* BEGIN SOURCE MATERIAL *

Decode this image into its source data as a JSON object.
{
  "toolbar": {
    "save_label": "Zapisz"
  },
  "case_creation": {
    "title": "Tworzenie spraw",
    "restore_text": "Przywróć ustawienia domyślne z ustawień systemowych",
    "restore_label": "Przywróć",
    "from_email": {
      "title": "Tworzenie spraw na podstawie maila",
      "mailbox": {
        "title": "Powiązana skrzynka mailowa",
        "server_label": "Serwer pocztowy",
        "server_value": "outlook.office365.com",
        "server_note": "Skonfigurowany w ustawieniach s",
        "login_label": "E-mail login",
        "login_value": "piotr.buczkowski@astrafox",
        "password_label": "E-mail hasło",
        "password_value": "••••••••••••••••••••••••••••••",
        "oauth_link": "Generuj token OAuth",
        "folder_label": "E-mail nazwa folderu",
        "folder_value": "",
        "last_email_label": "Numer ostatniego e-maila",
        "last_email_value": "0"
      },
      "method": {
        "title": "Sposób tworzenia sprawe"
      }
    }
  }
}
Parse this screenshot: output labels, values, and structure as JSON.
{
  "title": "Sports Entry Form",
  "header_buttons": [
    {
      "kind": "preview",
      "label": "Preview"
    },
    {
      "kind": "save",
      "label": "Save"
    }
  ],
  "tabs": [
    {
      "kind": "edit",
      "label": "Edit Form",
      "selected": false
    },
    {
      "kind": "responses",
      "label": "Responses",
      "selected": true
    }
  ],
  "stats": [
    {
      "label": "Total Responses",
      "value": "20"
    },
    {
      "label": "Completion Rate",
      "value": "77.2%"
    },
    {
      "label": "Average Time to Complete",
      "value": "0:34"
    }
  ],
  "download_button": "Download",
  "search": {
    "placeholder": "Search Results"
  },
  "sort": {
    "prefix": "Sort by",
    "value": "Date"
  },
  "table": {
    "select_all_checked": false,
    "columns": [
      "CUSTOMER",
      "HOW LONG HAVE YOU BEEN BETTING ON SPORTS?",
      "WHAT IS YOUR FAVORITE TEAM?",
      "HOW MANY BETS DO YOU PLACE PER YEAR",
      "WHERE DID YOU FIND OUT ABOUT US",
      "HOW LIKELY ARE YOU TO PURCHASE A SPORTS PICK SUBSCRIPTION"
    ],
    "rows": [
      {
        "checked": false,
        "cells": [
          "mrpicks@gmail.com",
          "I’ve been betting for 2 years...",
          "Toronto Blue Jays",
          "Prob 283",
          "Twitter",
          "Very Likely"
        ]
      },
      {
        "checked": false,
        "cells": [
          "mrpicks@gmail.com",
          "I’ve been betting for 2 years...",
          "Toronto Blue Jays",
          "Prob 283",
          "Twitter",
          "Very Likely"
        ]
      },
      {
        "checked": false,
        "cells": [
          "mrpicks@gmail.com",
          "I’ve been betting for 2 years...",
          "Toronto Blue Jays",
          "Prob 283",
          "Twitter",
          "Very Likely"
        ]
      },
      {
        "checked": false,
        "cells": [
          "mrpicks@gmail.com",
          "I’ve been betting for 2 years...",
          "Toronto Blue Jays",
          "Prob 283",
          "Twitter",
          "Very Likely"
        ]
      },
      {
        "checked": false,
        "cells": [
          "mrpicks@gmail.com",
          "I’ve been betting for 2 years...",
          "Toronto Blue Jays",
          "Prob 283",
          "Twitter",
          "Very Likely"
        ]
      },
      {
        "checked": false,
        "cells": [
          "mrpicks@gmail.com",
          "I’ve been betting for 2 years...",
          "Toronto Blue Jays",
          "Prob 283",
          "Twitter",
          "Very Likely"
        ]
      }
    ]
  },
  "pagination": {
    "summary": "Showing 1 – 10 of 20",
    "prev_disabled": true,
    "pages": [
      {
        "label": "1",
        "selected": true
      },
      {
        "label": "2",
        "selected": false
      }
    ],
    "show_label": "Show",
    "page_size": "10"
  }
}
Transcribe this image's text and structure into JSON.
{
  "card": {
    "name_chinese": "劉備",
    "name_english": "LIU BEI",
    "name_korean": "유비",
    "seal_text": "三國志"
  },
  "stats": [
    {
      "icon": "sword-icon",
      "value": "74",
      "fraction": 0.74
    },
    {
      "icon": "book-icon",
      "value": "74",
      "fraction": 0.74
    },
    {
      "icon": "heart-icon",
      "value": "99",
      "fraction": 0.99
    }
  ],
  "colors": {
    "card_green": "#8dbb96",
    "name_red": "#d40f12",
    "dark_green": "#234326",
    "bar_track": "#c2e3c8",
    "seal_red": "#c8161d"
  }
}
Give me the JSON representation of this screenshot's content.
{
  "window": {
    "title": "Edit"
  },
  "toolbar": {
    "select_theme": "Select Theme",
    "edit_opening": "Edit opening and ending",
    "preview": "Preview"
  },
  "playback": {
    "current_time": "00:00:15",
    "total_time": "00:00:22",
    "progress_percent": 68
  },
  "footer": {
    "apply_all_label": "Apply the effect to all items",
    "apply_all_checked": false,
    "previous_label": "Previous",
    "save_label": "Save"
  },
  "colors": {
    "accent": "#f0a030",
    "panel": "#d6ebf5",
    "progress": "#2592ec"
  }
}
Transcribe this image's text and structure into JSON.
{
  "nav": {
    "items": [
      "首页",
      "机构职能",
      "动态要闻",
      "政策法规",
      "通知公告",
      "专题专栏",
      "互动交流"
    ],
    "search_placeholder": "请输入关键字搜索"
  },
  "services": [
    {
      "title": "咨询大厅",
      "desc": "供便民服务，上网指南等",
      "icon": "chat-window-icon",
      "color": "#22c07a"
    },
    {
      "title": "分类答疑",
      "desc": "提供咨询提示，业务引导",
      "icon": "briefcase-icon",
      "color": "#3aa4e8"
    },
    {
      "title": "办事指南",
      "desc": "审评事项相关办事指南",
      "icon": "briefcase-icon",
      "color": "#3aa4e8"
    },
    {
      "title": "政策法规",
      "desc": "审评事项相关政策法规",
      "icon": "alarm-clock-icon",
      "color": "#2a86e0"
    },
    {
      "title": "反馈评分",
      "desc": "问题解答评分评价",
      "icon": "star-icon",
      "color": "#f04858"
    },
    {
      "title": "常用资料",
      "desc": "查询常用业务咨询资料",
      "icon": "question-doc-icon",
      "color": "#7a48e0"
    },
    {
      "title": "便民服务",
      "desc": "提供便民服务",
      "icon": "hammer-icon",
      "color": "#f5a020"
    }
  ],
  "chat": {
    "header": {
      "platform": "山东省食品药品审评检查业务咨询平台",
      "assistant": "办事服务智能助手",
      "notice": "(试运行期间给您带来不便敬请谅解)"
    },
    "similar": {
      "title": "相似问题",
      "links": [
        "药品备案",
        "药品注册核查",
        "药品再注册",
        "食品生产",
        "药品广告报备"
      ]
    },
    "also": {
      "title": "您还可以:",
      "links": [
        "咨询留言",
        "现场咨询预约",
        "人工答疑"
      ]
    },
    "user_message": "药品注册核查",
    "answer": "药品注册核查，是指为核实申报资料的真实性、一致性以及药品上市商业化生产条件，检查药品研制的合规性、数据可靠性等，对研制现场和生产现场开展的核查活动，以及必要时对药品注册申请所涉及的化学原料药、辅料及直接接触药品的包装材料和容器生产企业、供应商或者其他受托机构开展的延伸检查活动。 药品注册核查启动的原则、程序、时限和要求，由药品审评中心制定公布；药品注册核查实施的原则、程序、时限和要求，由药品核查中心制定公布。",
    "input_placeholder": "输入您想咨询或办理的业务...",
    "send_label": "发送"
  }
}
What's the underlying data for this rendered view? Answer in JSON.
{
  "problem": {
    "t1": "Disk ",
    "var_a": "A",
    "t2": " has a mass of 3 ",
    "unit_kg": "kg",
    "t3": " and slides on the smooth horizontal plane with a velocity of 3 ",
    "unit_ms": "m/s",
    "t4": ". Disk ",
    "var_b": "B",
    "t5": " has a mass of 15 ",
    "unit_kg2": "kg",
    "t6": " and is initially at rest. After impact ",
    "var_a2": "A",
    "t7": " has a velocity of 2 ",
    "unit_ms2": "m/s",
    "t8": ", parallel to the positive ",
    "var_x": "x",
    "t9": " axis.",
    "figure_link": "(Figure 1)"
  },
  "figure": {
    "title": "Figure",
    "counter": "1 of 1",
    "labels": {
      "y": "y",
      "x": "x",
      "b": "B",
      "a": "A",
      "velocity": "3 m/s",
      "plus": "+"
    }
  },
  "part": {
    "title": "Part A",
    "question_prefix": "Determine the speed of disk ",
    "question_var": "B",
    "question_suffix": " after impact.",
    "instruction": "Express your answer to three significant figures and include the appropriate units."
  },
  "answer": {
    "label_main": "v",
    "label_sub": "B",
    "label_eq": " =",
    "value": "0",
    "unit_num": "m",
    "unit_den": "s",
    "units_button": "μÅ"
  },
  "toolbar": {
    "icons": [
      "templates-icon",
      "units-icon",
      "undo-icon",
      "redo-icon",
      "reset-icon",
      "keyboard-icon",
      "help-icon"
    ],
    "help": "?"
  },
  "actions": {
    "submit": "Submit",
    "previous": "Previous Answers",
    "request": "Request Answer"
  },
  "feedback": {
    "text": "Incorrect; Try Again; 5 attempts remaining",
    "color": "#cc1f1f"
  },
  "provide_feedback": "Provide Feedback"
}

* END SOURCE MATERIAL *

> [PROBLEM DESCRIPTION]:
Determine how many lines in the records contain "data", and reply with the number only.

> [RESULT FOR THIS TASK]:
2